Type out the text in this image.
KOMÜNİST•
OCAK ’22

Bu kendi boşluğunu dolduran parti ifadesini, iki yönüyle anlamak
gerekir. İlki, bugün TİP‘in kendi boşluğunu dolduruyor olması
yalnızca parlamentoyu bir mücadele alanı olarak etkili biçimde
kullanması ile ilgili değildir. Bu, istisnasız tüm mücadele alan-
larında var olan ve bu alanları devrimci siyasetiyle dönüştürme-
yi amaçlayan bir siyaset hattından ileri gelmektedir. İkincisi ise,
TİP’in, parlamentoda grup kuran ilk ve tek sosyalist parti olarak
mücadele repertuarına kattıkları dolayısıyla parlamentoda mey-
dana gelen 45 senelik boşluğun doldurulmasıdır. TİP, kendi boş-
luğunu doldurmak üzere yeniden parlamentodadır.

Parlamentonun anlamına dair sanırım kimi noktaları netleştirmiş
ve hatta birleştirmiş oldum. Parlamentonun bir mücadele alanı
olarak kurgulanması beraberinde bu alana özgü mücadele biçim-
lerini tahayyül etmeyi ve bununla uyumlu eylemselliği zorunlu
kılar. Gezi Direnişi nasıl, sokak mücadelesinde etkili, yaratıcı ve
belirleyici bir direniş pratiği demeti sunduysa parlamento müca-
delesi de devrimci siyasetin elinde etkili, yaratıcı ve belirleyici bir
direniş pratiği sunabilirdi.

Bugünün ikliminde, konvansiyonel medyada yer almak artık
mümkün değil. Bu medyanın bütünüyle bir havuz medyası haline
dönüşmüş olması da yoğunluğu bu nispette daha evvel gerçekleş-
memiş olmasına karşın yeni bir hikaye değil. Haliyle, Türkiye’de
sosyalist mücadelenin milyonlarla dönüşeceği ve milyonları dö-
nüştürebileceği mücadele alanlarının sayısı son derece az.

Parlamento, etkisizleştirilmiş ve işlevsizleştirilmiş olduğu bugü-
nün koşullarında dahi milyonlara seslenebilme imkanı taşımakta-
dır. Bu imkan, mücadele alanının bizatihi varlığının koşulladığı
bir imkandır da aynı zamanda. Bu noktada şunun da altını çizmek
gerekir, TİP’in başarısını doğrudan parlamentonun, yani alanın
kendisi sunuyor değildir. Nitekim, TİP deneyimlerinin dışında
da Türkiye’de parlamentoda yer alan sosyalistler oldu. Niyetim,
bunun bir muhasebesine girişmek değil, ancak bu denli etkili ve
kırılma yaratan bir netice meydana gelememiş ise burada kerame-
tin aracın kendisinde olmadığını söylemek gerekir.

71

Problem requirements. Type the material above out again, exactly.

Expected answer.
Type out the text in this image.
KOMÜNİST•
OCAK ’22

Bu kendi boşluğunu dolduran parti ifadesini, iki yönüyle anlamak
gerekir. İlki, bugün TİP‘in kendi boşluğunu dolduruyor olması
yalnızca parlamentoyu bir mücadele alanı olarak etkili biçimde
kullanması ile ilgili değildir. Bu, istisnasız tüm mücadele alan-
larında var olan ve bu alanları devrimci siyasetiyle dönüştürme-
yi amaçlayan bir siyaset hattından ileri gelmektedir. İkincisi ise,
TİP’in, parlamentoda grup kuran ilk ve tek sosyalist parti olarak
mücadele repertuarına kattıkları dolayısıyla parlamentoda mey-
dana gelen 45 senelik boşluğun doldurulmasıdır. TİP, kendi boş-
luğunu doldurmak üzere yeniden parlamentodadır.

Parlamentonun anlamına dair sanırım kimi noktaları netleştirmiş
ve hatta birleştirmiş oldum. Parlamentonun bir mücadele alanı
olarak kurgulanması beraberinde bu alana özgü mücadele biçim-
lerini tahayyül etmeyi ve bununla uyumlu eylemselliği zorunlu
kılar. Gezi Direnişi nasıl, sokak mücadelesinde etkili, yaratıcı ve
belirleyici bir direniş pratiği demeti sunduysa parlamento müca-
delesi de devrimci siyasetin elinde etkili, yaratıcı ve belirleyici bir
direniş pratiği sunabilirdi.

Bugünün ikliminde, konvansiyonel medyada yer almak artık
mümkün değil. Bu medyanın bütünüyle bir havuz medyası haline
dönüşmüş olması da yoğunluğu bu nispette daha evvel gerçekleş-
memiş olmasına karşın yeni bir hikaye değil. Haliyle, Türkiye’de
sosyalist mücadelenin milyonlarla dönüşeceği ve milyonları dö-
nüştürebileceği mücadele alanlarının sayısı son derece az.

Parlamento, etkisizleştirilmiş ve işlevsizleştirilmiş olduğu bugü-
nün koşullarında dahi milyonlara seslenebilme imkanı taşımakta-
dır. Bu imkan, mücadele alanının bizatihi varlığının koşulladığı
bir imkandır da aynı zamanda. Bu noktada şunun da altını çizmek
gerekir, TİP’in başarısını doğrudan parlamentonun, yani alanın
kendisi sunuyor değildir. Nitekim, TİP deneyimlerinin dışında
da Türkiye’de parlamentoda yer alan sosyalistler oldu. Niyetim,
bunun bir muhasebesine girişmek değil, ancak bu denli etkili ve
kırılma yaratan bir netice meydana gelememiş ise burada kerame-
tin aracın kendisinde olmadığını söylemek gerekir.

71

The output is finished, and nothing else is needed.